(EXERCISE BRIEF) Quote every entry word for word.

(RECORDS)
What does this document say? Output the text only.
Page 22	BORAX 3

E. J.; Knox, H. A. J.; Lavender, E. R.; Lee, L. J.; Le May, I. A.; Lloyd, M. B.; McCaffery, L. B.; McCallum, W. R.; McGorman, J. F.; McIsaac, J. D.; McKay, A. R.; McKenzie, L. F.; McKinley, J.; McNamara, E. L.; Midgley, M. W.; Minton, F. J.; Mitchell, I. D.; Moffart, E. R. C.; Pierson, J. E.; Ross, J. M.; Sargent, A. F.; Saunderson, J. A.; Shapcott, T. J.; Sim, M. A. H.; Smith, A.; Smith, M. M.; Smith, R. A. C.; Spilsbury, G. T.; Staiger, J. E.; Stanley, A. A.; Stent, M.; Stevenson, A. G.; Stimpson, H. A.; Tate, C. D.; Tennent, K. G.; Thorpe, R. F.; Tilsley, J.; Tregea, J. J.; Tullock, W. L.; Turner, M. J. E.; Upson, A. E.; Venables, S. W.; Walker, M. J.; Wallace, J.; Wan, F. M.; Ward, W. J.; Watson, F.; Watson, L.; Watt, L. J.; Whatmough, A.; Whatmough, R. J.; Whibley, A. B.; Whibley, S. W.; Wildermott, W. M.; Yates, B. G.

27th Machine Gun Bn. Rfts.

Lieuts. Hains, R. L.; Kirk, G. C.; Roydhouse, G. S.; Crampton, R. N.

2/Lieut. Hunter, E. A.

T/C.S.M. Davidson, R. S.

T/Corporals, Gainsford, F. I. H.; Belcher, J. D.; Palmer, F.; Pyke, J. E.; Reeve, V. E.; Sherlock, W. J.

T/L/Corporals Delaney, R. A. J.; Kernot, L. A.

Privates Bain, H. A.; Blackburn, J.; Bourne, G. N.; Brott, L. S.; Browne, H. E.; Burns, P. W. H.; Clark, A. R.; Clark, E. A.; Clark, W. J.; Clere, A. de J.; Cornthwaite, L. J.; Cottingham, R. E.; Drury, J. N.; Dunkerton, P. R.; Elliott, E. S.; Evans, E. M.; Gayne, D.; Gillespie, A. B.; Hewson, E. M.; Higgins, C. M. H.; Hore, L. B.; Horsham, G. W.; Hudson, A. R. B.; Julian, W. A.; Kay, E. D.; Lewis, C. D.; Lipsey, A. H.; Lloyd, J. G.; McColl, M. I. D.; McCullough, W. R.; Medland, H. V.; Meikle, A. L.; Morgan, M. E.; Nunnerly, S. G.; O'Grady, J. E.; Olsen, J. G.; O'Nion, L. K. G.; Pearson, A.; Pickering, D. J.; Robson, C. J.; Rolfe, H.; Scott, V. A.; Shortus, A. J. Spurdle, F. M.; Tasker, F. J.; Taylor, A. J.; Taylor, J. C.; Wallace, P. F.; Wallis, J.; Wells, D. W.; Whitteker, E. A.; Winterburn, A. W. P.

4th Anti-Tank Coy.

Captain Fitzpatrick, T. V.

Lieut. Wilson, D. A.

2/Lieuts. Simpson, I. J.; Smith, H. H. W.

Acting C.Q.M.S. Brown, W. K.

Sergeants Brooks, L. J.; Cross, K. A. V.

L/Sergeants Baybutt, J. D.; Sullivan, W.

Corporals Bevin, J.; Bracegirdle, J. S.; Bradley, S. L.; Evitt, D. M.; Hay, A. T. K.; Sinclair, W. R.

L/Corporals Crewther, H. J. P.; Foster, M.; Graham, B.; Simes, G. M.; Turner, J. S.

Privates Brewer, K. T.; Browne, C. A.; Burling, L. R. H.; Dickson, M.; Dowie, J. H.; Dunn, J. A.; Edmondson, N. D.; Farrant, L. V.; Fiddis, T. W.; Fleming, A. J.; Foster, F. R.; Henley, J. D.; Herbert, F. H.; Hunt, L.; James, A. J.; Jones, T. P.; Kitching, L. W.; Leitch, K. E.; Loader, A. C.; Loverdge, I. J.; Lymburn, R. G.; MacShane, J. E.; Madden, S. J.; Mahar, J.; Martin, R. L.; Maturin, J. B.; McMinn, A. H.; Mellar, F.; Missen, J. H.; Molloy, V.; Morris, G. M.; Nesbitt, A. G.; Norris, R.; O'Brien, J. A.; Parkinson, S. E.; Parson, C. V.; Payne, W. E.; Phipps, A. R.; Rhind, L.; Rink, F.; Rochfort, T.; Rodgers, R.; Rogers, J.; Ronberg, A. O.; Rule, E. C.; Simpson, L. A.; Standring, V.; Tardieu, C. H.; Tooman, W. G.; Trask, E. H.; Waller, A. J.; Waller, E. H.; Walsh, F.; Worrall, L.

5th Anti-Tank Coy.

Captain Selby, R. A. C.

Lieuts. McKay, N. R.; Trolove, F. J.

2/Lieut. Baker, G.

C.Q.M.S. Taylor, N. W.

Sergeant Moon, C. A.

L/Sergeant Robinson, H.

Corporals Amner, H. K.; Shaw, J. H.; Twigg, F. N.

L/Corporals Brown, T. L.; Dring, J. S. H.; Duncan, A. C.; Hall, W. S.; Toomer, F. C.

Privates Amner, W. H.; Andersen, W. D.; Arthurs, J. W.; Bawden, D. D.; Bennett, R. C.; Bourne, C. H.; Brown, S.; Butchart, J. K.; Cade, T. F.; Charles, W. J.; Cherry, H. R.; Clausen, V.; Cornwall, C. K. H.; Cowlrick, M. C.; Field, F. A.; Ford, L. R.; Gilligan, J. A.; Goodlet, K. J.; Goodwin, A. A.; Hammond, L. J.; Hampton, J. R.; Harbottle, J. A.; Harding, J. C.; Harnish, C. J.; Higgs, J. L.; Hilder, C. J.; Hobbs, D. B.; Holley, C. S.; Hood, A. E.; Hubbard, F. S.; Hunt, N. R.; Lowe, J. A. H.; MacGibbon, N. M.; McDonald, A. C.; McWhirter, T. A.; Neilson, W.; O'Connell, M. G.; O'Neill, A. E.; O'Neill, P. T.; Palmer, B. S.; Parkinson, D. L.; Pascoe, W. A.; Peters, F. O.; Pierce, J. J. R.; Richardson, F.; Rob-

(SOLUTION FOR THIS EXERCISE)
What does this document say? Output the text only.
Page 22	BORAX 3

E. J.; Knox, H. A. J.; Lavender, E. R.; Lee, L. J.; Le May, I. A.; Lloyd, M. B.; McCaffery, L. B.; McCallum, W. R.; McGorman, J. F.; McIsaac, J. D.; McKay, A. R.; McKenzie, L. F.; McKinley, J.; McNamara, E. L.; Midgley, M. W.; Minton, F. J.; Mitchell, I. D.; Moffart, E. R. C.; Pierson, J. E.; Ross, J. M.; Sargent, A. F.; Saunderson, J. A.; Shapcott, T. J.; Sim, M. A. H.; Smith, A.; Smith, M. M.; Smith, R. A. C.; Spilsbury, G. T.; Staiger, J. E.; Stanley, A. A.; Stent, M.; Stevenson, A. G.; Stimpson, H. A.; Tate, C. D.; Tennent, K. G.; Thorpe, R. F.; Tilsley, J.; Tregea, J. J.; Tullock, W. L.; Turner, M. J. E.; Upson, A. E.; Venables, S. W.; Walker, M. J.; Wallace, J.; Wan, F. M.; Ward, W. J.; Watson, F.; Watson, L.; Watt, L. J.; Whatmough, A.; Whatmough, R. J.; Whibley, A. B.; Whibley, S. W.; Wildermott, W. M.; Yates, B. G.

27th Machine Gun Bn. Rfts.

Lieuts. Hains, R. L.; Kirk, G. C.; Roydhouse, G. S.; Crampton, R. N.

2/Lieut. Hunter, E. A.

T/C.S.M. Davidson, R. S.

T/Corporals, Gainsford, F. I. H.; Belcher, J. D.; Palmer, F.; Pyke, J. E.; Reeve, V. E.; Sherlock, W. J.

T/L/Corporals Delaney, R. A. J.; Kernot, L. A.

Privates Bain, H. A.; Blackburn, J.; Bourne, G. N.; Brott, L. S.; Browne, H. E.; Burns, P. W. H.; Clark, A. R.; Clark, E. A.; Clark, W. J.; Clere, A. de J.; Cornthwaite, L. J.; Cottingham, R. E.; Drury, J. N.; Dunkerton, P. R.; Elliott, E. S.; Evans, E. M.; Gayne, D.; Gillespie, A. B.; Hewson, E. M.; Higgins, C. M. H.; Hore, L. B.; Horsham, G. W.; Hudson, A. R. B.; Julian, W. A.; Kay, E. D.; Lewis, C. D.; Lipsey, A. H.; Lloyd, J. G.; McColl, M. I. D.; McCullough, W. R.; Medland, H. V.; Meikle, A. L.; Morgan, M. E.; Nunnerly, S. G.; O'Grady, J. E.; Olsen, J. G.; O'Nion, L. K. G.; Pearson, A.; Pickering, D. J.; Robson, C. J.; Rolfe, H.; Scott, V. A.; Shortus, A. J. Spurdle, F. M.; Tasker, F. J.; Taylor, A. J.; Taylor, J. C.; Wallace, P. F.; Wallis, J.; Wells, D. W.; Whitteker, E. A.; Winterburn, A. W. P.

4th Anti-Tank Coy.

Captain Fitzpatrick, T. V.

Lieut. Wilson, D. A.

2/Lieuts. Simpson, I. J.; Smith, H. H. W.

Acting C.Q.M.S. Brown, W. K.

Sergeants Brooks, L. J.; Cross, K. A. V.

L/Sergeants Baybutt, J. D.; Sullivan, W.

Corporals Bevin, J.; Bracegirdle, J. S.; Bradley, S. L.; Evitt, D. M.; Hay, A. T. K.; Sinclair, W. R.

L/Corporals Crewther, H. J. P.; Foster, M.; Graham, B.; Simes, G. M.; Turner, J. S.

Privates Brewer, K. T.; Browne, C. A.; Burling, L. R. H.; Dickson, M.; Dowie, J. H.; Dunn, J. A.; Edmondson, N. D.; Farrant, L. V.; Fiddis, T. W.; Fleming, A. J.; Foster, F. R.; Henley, J. D.; Herbert, F. H.; Hunt, L.; James, A. J.; Jones, T. P.; Kitching, L. W.; Leitch, K. E.; Loader, A. C.; Loverdge, I. J.; Lymburn, R. G.; MacShane, J. E.; Madden, S. J.; Mahar, J.; Martin, R. L.; Maturin, J. B.; McMinn, A. H.; Mellar, F.; Missen, J. H.; Molloy, V.; Morris, G. M.; Nesbitt, A. G.; Norris, R.; O'Brien, J. A.; Parkinson, S. E.; Parson, C. V.; Payne, W. E.; Phipps, A. R.; Rhind, L.; Rink, F.; Rochfort, T.; Rodgers, R.; Rogers, J.; Ronberg, A. O.; Rule, E. C.; Simpson, L. A.; Standring, V.; Tardieu, C. H.; Tooman, W. G.; Trask, E. H.; Waller, A. J.; Waller, E. H.; Walsh, F.; Worrall, L.

5th Anti-Tank Coy.

Captain Selby, R. A. C.

Lieuts. McKay, N. R.; Trolove, F. J.

2/Lieut. Baker, G.

C.Q.M.S. Taylor, N. W.

Sergeant Moon, C. A.

L/Sergeant Robinson, H.

Corporals Amner, H. K.; Shaw, J. H.; Twigg, F. N.

L/Corporals Brown, T. L.; Dring, J. S. H.; Duncan, A. C.; Hall, W. S.; Toomer, F. C.

Privates Amner, W. H.; Andersen, W. D.; Arthurs, J. W.; Bawden, D. D.; Bennett, R. C.; Bourne, C. H.; Brown, S.; Butchart, J. K.; Cade, T. F.; Charles, W. J.; Cherry, H. R.; Clausen, V.; Cornwall, C. K. H.; Cowlrick, M. C.; Field, F. A.; Ford, L. R.; Gilligan, J. A.; Goodlet, K. J.; Goodwin, A. A.; Hammond, L. J.; Hampton, J. R.; Harbottle, J. A.; Harding, J. C.; Harnish, C. J.; Higgs, J. L.; Hilder, C. J.; Hobbs, D. B.; Holley, C. S.; Hood, A. E.; Hubbard, F. S.; Hunt, N. R.; Lowe, J. A. H.; MacGibbon, N. M.; McDonald, A. C.; McWhirter, T. A.; Neilson, W.; O'Connell, M. G.; O'Neill, A. E.; O'Neill, P. T.; Palmer, B. S.; Parkinson, D. L.; Pascoe, W. A.; Peters, F. O.; Pierce, J. J. R.; Richardson, F.; Rob-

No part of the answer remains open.